▶ **WORK TO DO**: Find the lines containing the word "caption" and copy every one of them.

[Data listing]
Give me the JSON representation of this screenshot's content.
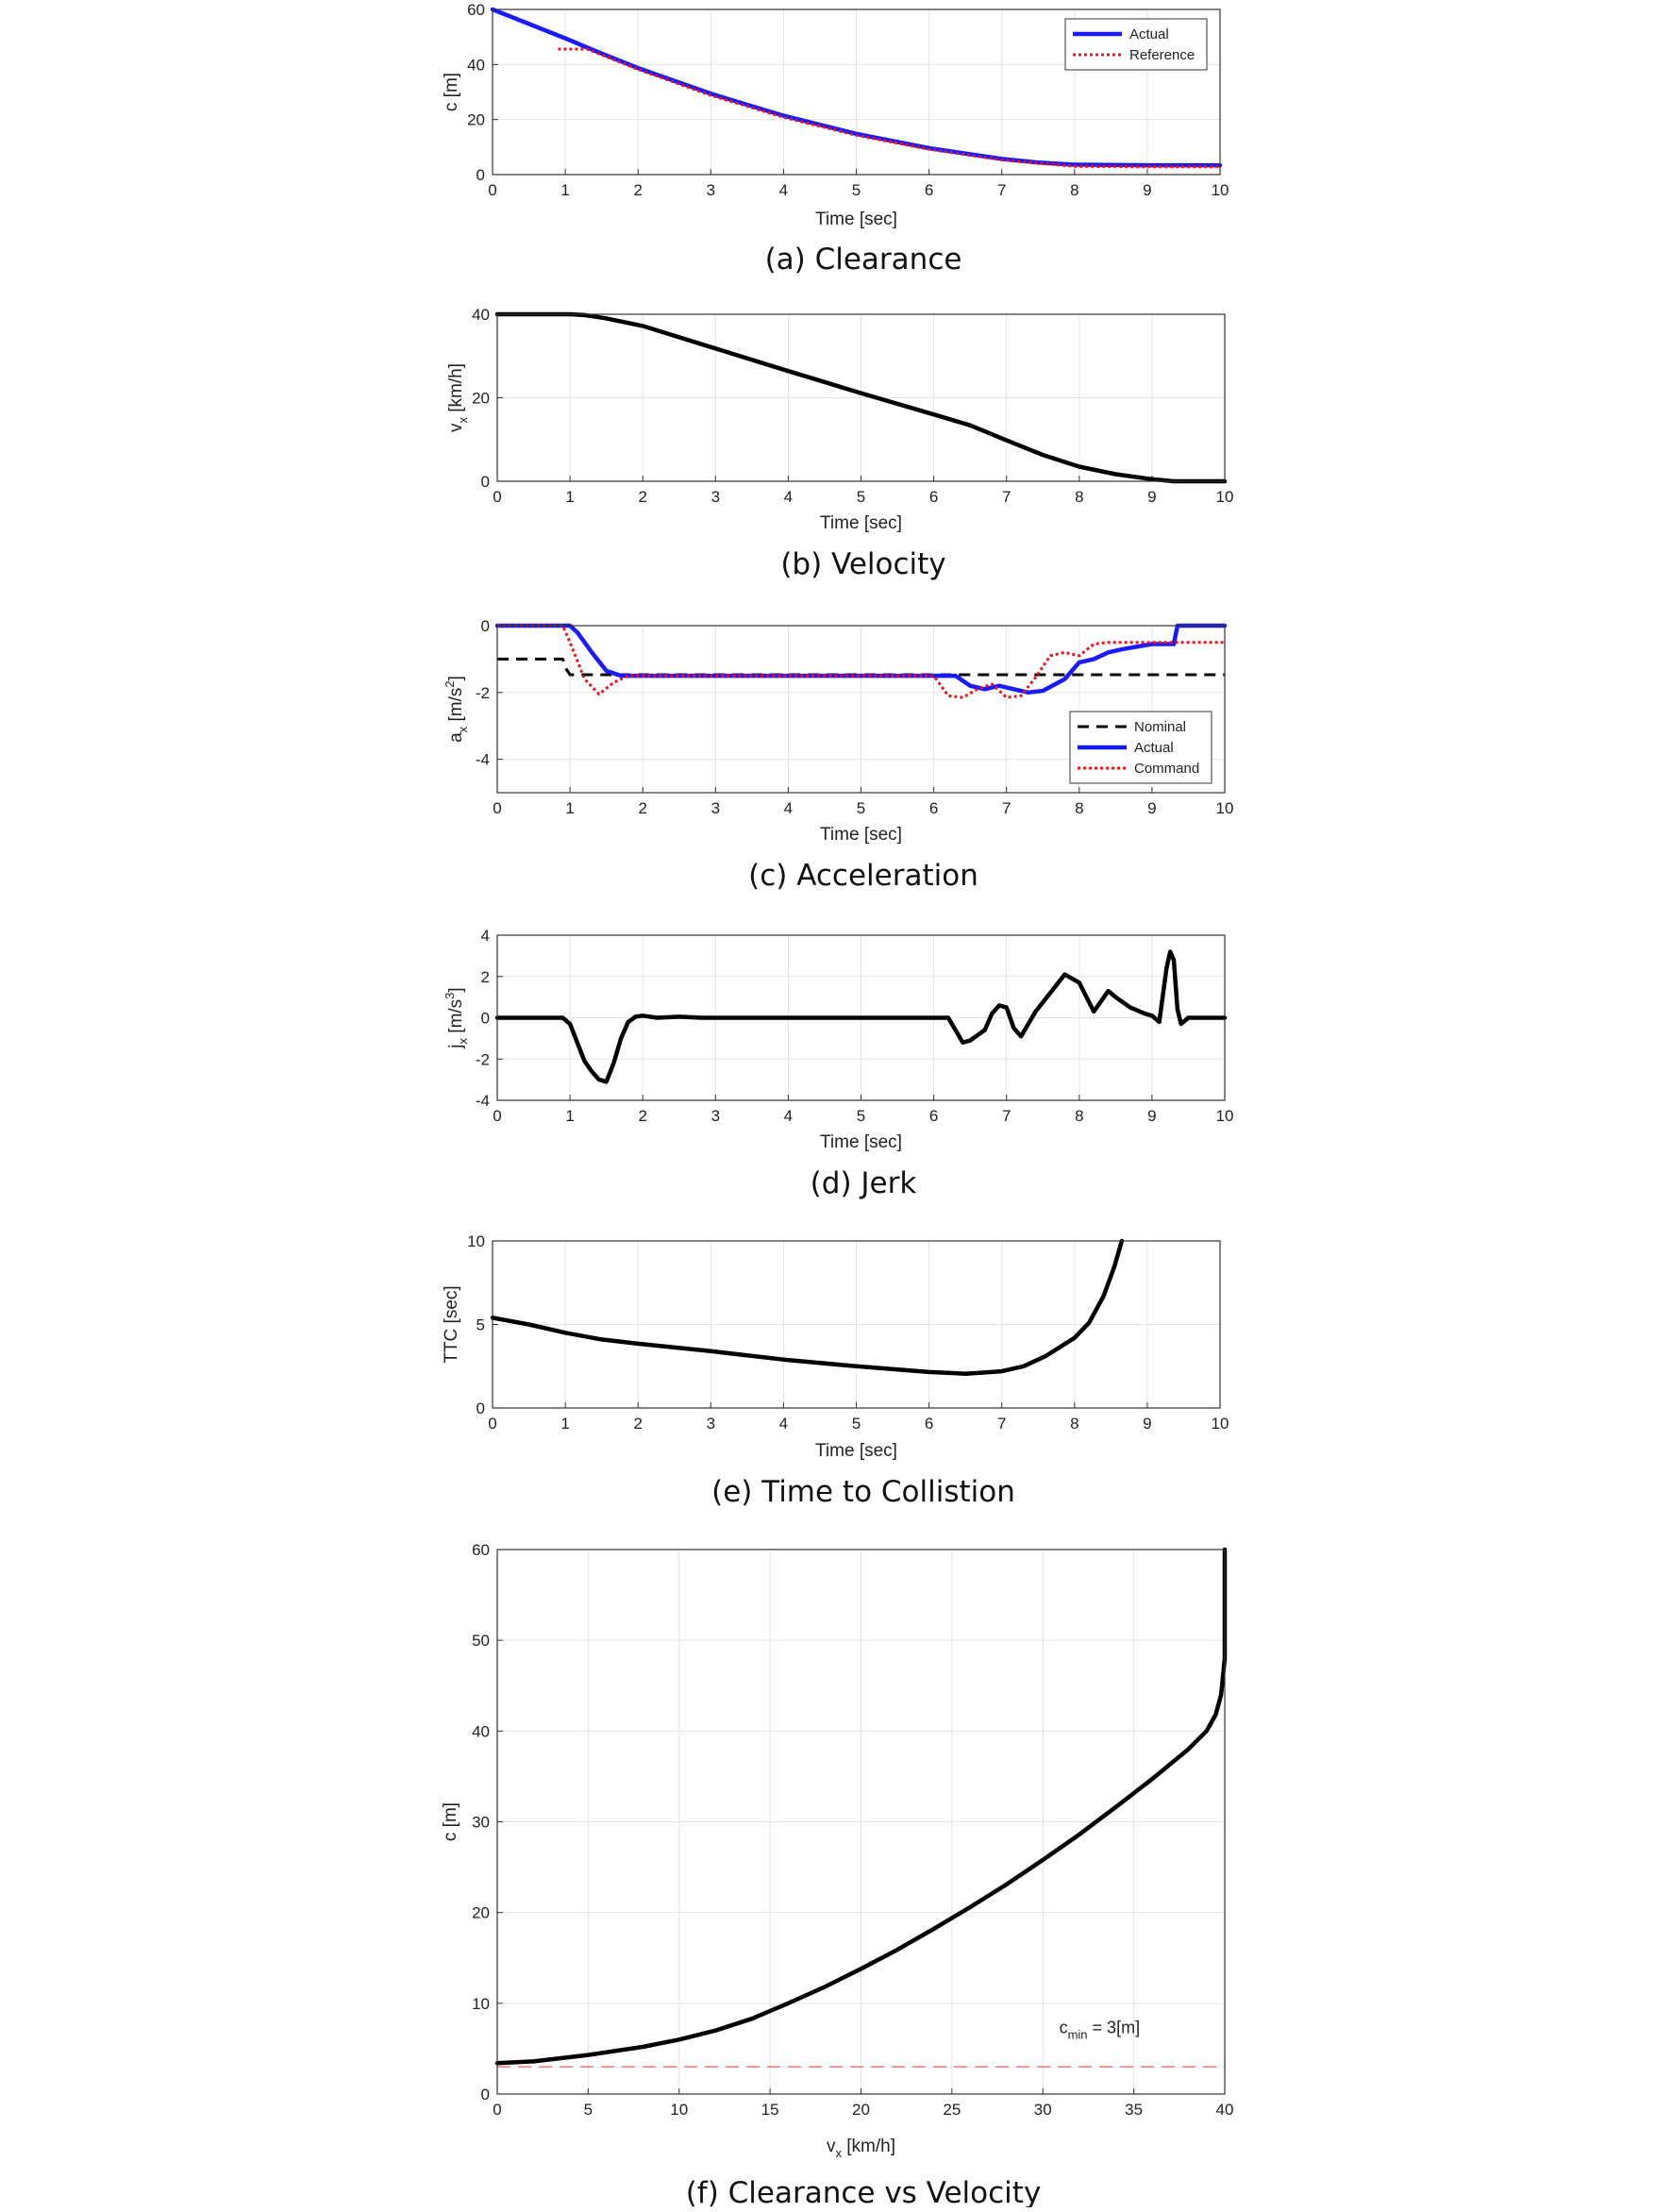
{
  "colors": {
    "actual": "#1a1aff",
    "reference": "#e8151b",
    "black": "#000000",
    "cmin": "#ff7070",
    "grid": "#e3e3e3"
  },
  "chart_data": [
    {
      "id": "a",
      "type": "line",
      "caption": "(a)  Clearance",
      "xlabel": "Time [sec]",
      "ylabel": "c [m]",
      "xlim": [
        0,
        10
      ],
      "ylim": [
        0,
        60
      ],
      "xticks": [
        "0",
        "1",
        "2",
        "3",
        "4",
        "5",
        "6",
        "7",
        "8",
        "9",
        "10"
      ],
      "yticks": [
        "0",
        "20",
        "40",
        "60"
      ],
      "grid": true,
      "legend": "top-right",
      "series": [
        {
          "name": "Actual",
          "style": "solid-blue",
          "x": [
            0,
            1,
            1.5,
            2,
            3,
            4,
            5,
            6,
            7,
            7.5,
            8,
            9,
            10
          ],
          "y": [
            60,
            49.5,
            44,
            38.7,
            29.4,
            21.4,
            14.8,
            9.6,
            5.7,
            4.4,
            3.6,
            3.4,
            3.4
          ]
        },
        {
          "name": "Reference",
          "style": "dotted-red",
          "x": [
            0.9,
            1.3,
            1.5,
            2,
            3,
            4,
            5,
            6,
            7,
            8,
            9,
            10
          ],
          "y": [
            45.6,
            45.6,
            43.5,
            38.2,
            28.8,
            20.8,
            14.3,
            9.2,
            5.3,
            3.0,
            2.8,
            2.8
          ]
        }
      ]
    },
    {
      "id": "b",
      "type": "line",
      "caption": "(b)  Velocity",
      "xlabel": "Time [sec]",
      "ylabel": "v",
      "ylabel_sub": "x",
      "ylabel_unit": " [km/h]",
      "xlim": [
        0,
        10
      ],
      "ylim": [
        0,
        40
      ],
      "xticks": [
        "0",
        "1",
        "2",
        "3",
        "4",
        "5",
        "6",
        "7",
        "8",
        "9",
        "10"
      ],
      "yticks": [
        "0",
        "20",
        "40"
      ],
      "grid": true,
      "series": [
        {
          "style": "solid-black",
          "x": [
            0,
            1,
            1.2,
            1.5,
            2,
            3,
            4,
            5,
            6,
            6.5,
            7,
            7.5,
            8,
            8.5,
            9,
            9.3,
            10
          ],
          "y": [
            40,
            40,
            39.8,
            39,
            37.2,
            31.8,
            26.4,
            21.1,
            16.0,
            13.4,
            9.8,
            6.3,
            3.5,
            1.7,
            0.5,
            0,
            0
          ]
        }
      ]
    },
    {
      "id": "c",
      "type": "line",
      "caption": "(c)  Acceleration",
      "xlabel": "Time [sec]",
      "ylabel": "a",
      "ylabel_sub": "x",
      "ylabel_unit": " [m/s",
      "ylabel_sup": "2",
      "ylabel_close": "]",
      "xlim": [
        0,
        10
      ],
      "ylim": [
        -5,
        0
      ],
      "xticks": [
        "0",
        "1",
        "2",
        "3",
        "4",
        "5",
        "6",
        "7",
        "8",
        "9",
        "10"
      ],
      "yticks": [
        "0",
        "-2",
        "-4"
      ],
      "grid": true,
      "legend": "bottom-right",
      "series": [
        {
          "name": "Nominal",
          "style": "dashed-black",
          "x": [
            0,
            0.9,
            0.95,
            1.0,
            10
          ],
          "y": [
            -1,
            -1,
            -1.3,
            -1.47,
            -1.47
          ]
        },
        {
          "name": "Actual",
          "style": "solid-blue",
          "x": [
            0,
            1,
            1.1,
            1.3,
            1.5,
            1.7,
            2,
            6,
            6.3,
            6.5,
            6.7,
            6.9,
            7.1,
            7.3,
            7.5,
            7.8,
            8,
            8.2,
            8.4,
            8.6,
            9,
            9.3,
            9.35,
            10
          ],
          "y": [
            0,
            0,
            -0.2,
            -0.8,
            -1.35,
            -1.5,
            -1.5,
            -1.5,
            -1.5,
            -1.8,
            -1.9,
            -1.8,
            -1.9,
            -2,
            -1.95,
            -1.6,
            -1.1,
            -1.0,
            -0.8,
            -0.7,
            -0.55,
            -0.55,
            0,
            0
          ]
        },
        {
          "name": "Command",
          "style": "dotted-red",
          "x": [
            0,
            0.9,
            1,
            1.2,
            1.4,
            1.6,
            1.8,
            2,
            6,
            6.2,
            6.4,
            6.6,
            6.8,
            7,
            7.2,
            7.4,
            7.6,
            7.8,
            8,
            8.2,
            8.4,
            9,
            10
          ],
          "y": [
            0,
            0,
            -0.5,
            -1.6,
            -2.05,
            -1.7,
            -1.5,
            -1.5,
            -1.5,
            -2.1,
            -2.15,
            -1.9,
            -1.75,
            -2.15,
            -2.1,
            -1.55,
            -0.9,
            -0.8,
            -0.9,
            -0.55,
            -0.5,
            -0.5,
            -0.5
          ]
        }
      ]
    },
    {
      "id": "d",
      "type": "line",
      "caption": "(d)  Jerk",
      "xlabel": "Time [sec]",
      "ylabel": "j",
      "ylabel_sub": "x",
      "ylabel_unit": " [m/s",
      "ylabel_sup": "3",
      "ylabel_close": "]",
      "xlim": [
        0,
        10
      ],
      "ylim": [
        -4,
        4
      ],
      "xticks": [
        "0",
        "1",
        "2",
        "3",
        "4",
        "5",
        "6",
        "7",
        "8",
        "9",
        "10"
      ],
      "yticks": [
        "4",
        "2",
        "0",
        "-2",
        "-4"
      ],
      "grid": true,
      "series": [
        {
          "style": "solid-black",
          "x": [
            0,
            0.9,
            1.0,
            1.1,
            1.2,
            1.3,
            1.4,
            1.5,
            1.6,
            1.7,
            1.8,
            1.9,
            2.0,
            2.2,
            2.5,
            2.8,
            3.0,
            3.5,
            4.0,
            4.5,
            5.0,
            5.5,
            6.0,
            6.2,
            6.3,
            6.4,
            6.5,
            6.7,
            6.8,
            6.9,
            7.0,
            7.1,
            7.2,
            7.3,
            7.4,
            7.6,
            7.8,
            8.0,
            8.1,
            8.2,
            8.3,
            8.4,
            8.5,
            8.7,
            8.9,
            9.0,
            9.1,
            9.2,
            9.25,
            9.3,
            9.35,
            9.4,
            9.5,
            10
          ],
          "y": [
            0,
            0,
            -0.3,
            -1.2,
            -2.1,
            -2.6,
            -3.0,
            -3.1,
            -2.2,
            -1.0,
            -0.2,
            0.05,
            0.1,
            0,
            0.05,
            0,
            0,
            0,
            0,
            0,
            0,
            0,
            0,
            0,
            -0.6,
            -1.2,
            -1.1,
            -0.6,
            0.2,
            0.6,
            0.5,
            -0.5,
            -0.9,
            -0.3,
            0.3,
            1.2,
            2.1,
            1.7,
            1.0,
            0.3,
            0.8,
            1.3,
            1.0,
            0.5,
            0.2,
            0.1,
            -0.2,
            2.4,
            3.2,
            2.8,
            0.4,
            -0.3,
            0,
            0
          ]
        }
      ]
    },
    {
      "id": "e",
      "type": "line",
      "caption": "(e)  Time to Collistion",
      "xlabel": "Time [sec]",
      "ylabel": "TTC [sec]",
      "xlim": [
        0,
        10
      ],
      "ylim": [
        0,
        10
      ],
      "xticks": [
        "0",
        "1",
        "2",
        "3",
        "4",
        "5",
        "6",
        "7",
        "8",
        "9",
        "10"
      ],
      "yticks": [
        "0",
        "5",
        "10"
      ],
      "grid": true,
      "series": [
        {
          "style": "solid-black",
          "x": [
            0,
            0.5,
            1,
            1.5,
            2,
            3,
            4,
            5,
            6,
            6.5,
            7,
            7.3,
            7.6,
            8,
            8.2,
            8.4,
            8.55,
            8.65
          ],
          "y": [
            5.4,
            5.0,
            4.5,
            4.1,
            3.85,
            3.4,
            2.9,
            2.5,
            2.15,
            2.05,
            2.2,
            2.5,
            3.1,
            4.2,
            5.1,
            6.7,
            8.5,
            10
          ]
        }
      ]
    },
    {
      "id": "f",
      "type": "line",
      "caption": "(f)  Clearance vs Velocity",
      "xlabel": "v",
      "xlabel_sub": "x",
      "xlabel_unit": " [km/h]",
      "ylabel": "c [m]",
      "xlim": [
        0,
        40
      ],
      "ylim": [
        0,
        60
      ],
      "xticks": [
        "0",
        "5",
        "10",
        "15",
        "20",
        "25",
        "30",
        "35",
        "40"
      ],
      "yticks": [
        "0",
        "10",
        "20",
        "30",
        "40",
        "50",
        "60"
      ],
      "grid": true,
      "annotation": {
        "text": "c",
        "sub": "min",
        "rest": " = 3[m]"
      },
      "series": [
        {
          "style": "solid-black",
          "x": [
            0,
            2,
            5,
            8,
            10,
            12,
            14,
            16,
            18,
            20,
            22,
            24,
            26,
            28,
            30,
            32,
            34,
            36,
            38,
            39,
            39.5,
            39.8,
            40,
            40
          ],
          "y": [
            3.4,
            3.6,
            4.3,
            5.2,
            6.0,
            7.0,
            8.3,
            10.0,
            11.8,
            13.8,
            15.9,
            18.2,
            20.6,
            23.1,
            25.8,
            28.6,
            31.6,
            34.7,
            38.0,
            40.0,
            41.8,
            44.0,
            48.0,
            60
          ]
        },
        {
          "name": "c_min",
          "style": "dashed-red",
          "x": [
            0,
            40
          ],
          "y": [
            3,
            3
          ]
        }
      ]
    }
  ]
}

▶ **WRITTEN RESPONSE**:
      "caption": "(a)  Clearance",
      "caption": "(b)  Velocity",
      "caption": "(c)  Acceleration",
      "caption": "(d)  Jerk",
      "caption": "(e)  Time to Collistion",
      "caption": "(f)  Clearance vs Velocity",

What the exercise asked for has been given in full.